Recorded data
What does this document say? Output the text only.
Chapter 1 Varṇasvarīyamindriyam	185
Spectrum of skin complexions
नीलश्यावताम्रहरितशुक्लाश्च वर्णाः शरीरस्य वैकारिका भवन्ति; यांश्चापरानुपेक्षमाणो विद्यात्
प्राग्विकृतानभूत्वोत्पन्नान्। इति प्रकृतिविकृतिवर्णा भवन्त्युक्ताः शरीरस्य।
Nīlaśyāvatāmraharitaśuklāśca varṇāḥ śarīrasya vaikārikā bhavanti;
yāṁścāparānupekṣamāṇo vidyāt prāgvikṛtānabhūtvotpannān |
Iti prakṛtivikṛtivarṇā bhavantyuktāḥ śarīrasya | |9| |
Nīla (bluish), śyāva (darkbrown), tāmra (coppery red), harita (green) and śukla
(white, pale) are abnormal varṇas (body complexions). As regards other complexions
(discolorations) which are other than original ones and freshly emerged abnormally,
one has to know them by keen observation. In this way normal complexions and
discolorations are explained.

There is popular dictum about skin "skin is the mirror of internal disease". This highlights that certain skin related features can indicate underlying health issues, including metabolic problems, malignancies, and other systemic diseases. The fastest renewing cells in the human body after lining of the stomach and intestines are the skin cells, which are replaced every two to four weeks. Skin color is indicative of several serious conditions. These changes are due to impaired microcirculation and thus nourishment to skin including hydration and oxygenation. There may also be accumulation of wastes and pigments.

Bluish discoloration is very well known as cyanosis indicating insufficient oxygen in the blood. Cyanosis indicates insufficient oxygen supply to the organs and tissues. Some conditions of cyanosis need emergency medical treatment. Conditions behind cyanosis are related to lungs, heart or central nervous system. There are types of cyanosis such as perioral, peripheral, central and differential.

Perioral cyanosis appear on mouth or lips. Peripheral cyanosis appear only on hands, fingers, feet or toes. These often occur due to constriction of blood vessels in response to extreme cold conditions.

__Try it__. Without leaving anything out, give the entries again exactly.

__Exercise output__.
What does this document say? Output the text only.
Chapter 1 Varṇasvarīyamindriyam	185
Spectrum of skin complexions
नीलश्यावताम्रहरितशुक्लाश्च वर्णाः शरीरस्य वैकारिका भवन्ति; यांश्चापरानुपेक्षमाणो विद्यात्
प्राग्विकृतानभूत्वोत्पन्नान्। इति प्रकृतिविकृतिवर्णा भवन्त्युक्ताः शरीरस्य।
Nīlaśyāvatāmraharitaśuklāśca varṇāḥ śarīrasya vaikārikā bhavanti;
yāṁścāparānupekṣamāṇo vidyāt prāgvikṛtānabhūtvotpannān |
Iti prakṛtivikṛtivarṇā bhavantyuktāḥ śarīrasya | |9| |
Nīla (bluish), śyāva (darkbrown), tāmra (coppery red), harita (green) and śukla
(white, pale) are abnormal varṇas (body complexions). As regards other complexions
(discolorations) which are other than original ones and freshly emerged abnormally,
one has to know them by keen observation. In this way normal complexions and
discolorations are explained.

There is popular dictum about skin "skin is the mirror of internal disease". This highlights that certain skin related features can indicate underlying health issues, including metabolic problems, malignancies, and other systemic diseases. The fastest renewing cells in the human body after lining of the stomach and intestines are the skin cells, which are replaced every two to four weeks. Skin color is indicative of several serious conditions. These changes are due to impaired microcirculation and thus nourishment to skin including hydration and oxygenation. There may also be accumulation of wastes and pigments.

Bluish discoloration is very well known as cyanosis indicating insufficient oxygen in the blood. Cyanosis indicates insufficient oxygen supply to the organs and tissues. Some conditions of cyanosis need emergency medical treatment. Conditions behind cyanosis are related to lungs, heart or central nervous system. There are types of cyanosis such as perioral, peripheral, central and differential.

Perioral cyanosis appear on mouth or lips. Peripheral cyanosis appear only on hands, fingers, feet or toes. These often occur due to constriction of blood vessels in response to extreme cold conditions.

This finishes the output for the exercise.